## Exercise details
Repeat the material below exactly, line for line.
* Start *
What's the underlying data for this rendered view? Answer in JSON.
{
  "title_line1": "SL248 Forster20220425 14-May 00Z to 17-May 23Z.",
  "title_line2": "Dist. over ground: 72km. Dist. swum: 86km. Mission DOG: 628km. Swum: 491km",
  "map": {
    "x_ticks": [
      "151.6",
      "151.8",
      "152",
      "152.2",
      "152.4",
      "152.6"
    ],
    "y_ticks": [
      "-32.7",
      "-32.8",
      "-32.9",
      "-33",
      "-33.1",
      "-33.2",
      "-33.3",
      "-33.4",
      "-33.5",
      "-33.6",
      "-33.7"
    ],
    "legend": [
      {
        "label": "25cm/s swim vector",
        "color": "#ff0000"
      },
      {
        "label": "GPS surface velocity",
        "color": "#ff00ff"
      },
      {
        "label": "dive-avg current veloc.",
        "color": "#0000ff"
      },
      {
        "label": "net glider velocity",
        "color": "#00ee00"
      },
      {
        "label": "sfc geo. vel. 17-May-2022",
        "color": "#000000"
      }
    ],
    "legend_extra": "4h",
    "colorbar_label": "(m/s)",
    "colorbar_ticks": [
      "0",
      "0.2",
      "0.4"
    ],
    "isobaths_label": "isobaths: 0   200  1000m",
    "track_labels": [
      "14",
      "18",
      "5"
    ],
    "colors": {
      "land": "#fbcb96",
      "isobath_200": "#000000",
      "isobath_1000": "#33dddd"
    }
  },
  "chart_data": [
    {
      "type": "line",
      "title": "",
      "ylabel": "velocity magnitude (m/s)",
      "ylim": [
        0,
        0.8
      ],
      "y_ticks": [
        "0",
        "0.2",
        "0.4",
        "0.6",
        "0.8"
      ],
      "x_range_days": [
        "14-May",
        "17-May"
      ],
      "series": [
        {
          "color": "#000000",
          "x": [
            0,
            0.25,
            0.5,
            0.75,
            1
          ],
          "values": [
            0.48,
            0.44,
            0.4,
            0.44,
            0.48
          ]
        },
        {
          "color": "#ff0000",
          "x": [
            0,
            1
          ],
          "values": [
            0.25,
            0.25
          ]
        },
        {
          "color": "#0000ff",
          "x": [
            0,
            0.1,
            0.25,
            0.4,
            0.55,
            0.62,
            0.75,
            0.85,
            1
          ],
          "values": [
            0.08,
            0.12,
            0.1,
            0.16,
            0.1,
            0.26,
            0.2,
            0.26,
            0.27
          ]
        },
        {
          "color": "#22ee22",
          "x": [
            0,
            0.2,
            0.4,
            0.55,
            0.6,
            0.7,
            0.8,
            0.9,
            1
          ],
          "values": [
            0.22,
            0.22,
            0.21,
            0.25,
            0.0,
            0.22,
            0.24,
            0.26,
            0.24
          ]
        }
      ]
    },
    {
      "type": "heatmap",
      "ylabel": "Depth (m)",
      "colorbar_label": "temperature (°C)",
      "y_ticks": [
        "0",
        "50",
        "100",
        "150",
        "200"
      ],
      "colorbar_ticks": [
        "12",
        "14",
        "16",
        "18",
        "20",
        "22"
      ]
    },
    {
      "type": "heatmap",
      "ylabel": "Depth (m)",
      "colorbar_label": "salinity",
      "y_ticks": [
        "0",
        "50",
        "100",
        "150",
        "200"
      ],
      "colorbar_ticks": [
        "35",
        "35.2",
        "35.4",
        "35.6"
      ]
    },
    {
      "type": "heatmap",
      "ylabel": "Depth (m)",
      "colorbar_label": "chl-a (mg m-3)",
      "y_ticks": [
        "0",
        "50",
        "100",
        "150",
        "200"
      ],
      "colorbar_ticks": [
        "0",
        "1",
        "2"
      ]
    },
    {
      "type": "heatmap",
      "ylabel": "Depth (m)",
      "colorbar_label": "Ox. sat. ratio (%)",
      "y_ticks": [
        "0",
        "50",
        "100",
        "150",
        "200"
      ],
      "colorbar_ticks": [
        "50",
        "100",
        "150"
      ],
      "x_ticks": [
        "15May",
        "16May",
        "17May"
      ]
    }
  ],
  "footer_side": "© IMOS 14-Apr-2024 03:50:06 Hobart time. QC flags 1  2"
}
* End *
## Exercise output
What's the underlying data for this rendered view? Answer in JSON.
{
  "title_line1": "SL248 Forster20220425 14-May 00Z to 17-May 23Z.",
  "title_line2": "Dist. over ground: 72km. Dist. swum: 86km. Mission DOG: 628km. Swum: 491km",
  "map": {
    "x_ticks": [
      "151.6",
      "151.8",
      "152",
      "152.2",
      "152.4",
      "152.6"
    ],
    "y_ticks": [
      "-32.7",
      "-32.8",
      "-32.9",
      "-33",
      "-33.1",
      "-33.2",
      "-33.3",
      "-33.4",
      "-33.5",
      "-33.6",
      "-33.7"
    ],
    "legend": [
      {
        "label": "25cm/s swim vector",
        "color": "#ff0000"
      },
      {
        "label": "GPS surface velocity",
        "color": "#ff00ff"
      },
      {
        "label": "dive-avg current veloc.",
        "color": "#0000ff"
      },
      {
        "label": "net glider velocity",
        "color": "#00ee00"
      },
      {
        "label": "sfc geo. vel. 17-May-2022",
        "color": "#000000"
      }
    ],
    "legend_extra": "4h",
    "colorbar_label": "(m/s)",
    "colorbar_ticks": [
      "0",
      "0.2",
      "0.4"
    ],
    "isobaths_label": "isobaths: 0   200  1000m",
    "track_labels": [
      "14",
      "18",
      "5"
    ],
    "colors": {
      "land": "#fbcb96",
      "isobath_200": "#000000",
      "isobath_1000": "#33dddd"
    }
  },
  "chart_data": [
    {
      "type": "line",
      "title": "",
      "ylabel": "velocity magnitude (m/s)",
      "ylim": [
        0,
        0.8
      ],
      "y_ticks": [
        "0",
        "0.2",
        "0.4",
        "0.6",
        "0.8"
      ],
      "x_range_days": [
        "14-May",
        "17-May"
      ],
      "series": [
        {
          "color": "#000000",
          "x": [
            0,
            0.25,
            0.5,
            0.75,
            1
          ],
          "values": [
            0.48,
            0.44,
            0.4,
            0.44,
            0.48
          ]
        },
        {
          "color": "#ff0000",
          "x": [
            0,
            1
          ],
          "values": [
            0.25,
            0.25
          ]
        },
        {
          "color": "#0000ff",
          "x": [
            0,
            0.1,
            0.25,
            0.4,
            0.55,
            0.62,
            0.75,
            0.85,
            1
          ],
          "values": [
            0.08,
            0.12,
            0.1,
            0.16,
            0.1,
            0.26,
            0.2,
            0.26,
            0.27
          ]
        },
        {
          "color": "#22ee22",
          "x": [
            0,
            0.2,
            0.4,
            0.55,
            0.6,
            0.7,
            0.8,
            0.9,
            1
          ],
          "values": [
            0.22,
            0.22,
            0.21,
            0.25,
            0.0,
            0.22,
            0.24,
            0.26,
            0.24
          ]
        }
      ]
    },
    {
      "type": "heatmap",
      "ylabel": "Depth (m)",
      "colorbar_label": "temperature (°C)",
      "y_ticks": [
        "0",
        "50",
        "100",
        "150",
        "200"
      ],
      "colorbar_ticks": [
        "12",
        "14",
        "16",
        "18",
        "20",
        "22"
      ]
    },
    {
      "type": "heatmap",
      "ylabel": "Depth (m)",
      "colorbar_label": "salinity",
      "y_ticks": [
        "0",
        "50",
        "100",
        "150",
        "200"
      ],
      "colorbar_ticks": [
        "35",
        "35.2",
        "35.4",
        "35.6"
      ]
    },
    {
      "type": "heatmap",
      "ylabel": "Depth (m)",
      "colorbar_label": "chl-a (mg m-3)",
      "y_ticks": [
        "0",
        "50",
        "100",
        "150",
        "200"
      ],
      "colorbar_ticks": [
        "0",
        "1",
        "2"
      ]
    },
    {
      "type": "heatmap",
      "ylabel": "Depth (m)",
      "colorbar_label": "Ox. sat. ratio (%)",
      "y_ticks": [
        "0",
        "50",
        "100",
        "150",
        "200"
      ],
      "colorbar_ticks": [
        "50",
        "100",
        "150"
      ],
      "x_ticks": [
        "15May",
        "16May",
        "17May"
      ]
    }
  ],
  "footer_side": "© IMOS 14-Apr-2024 03:50:06 Hobart time. QC flags 1  2"
}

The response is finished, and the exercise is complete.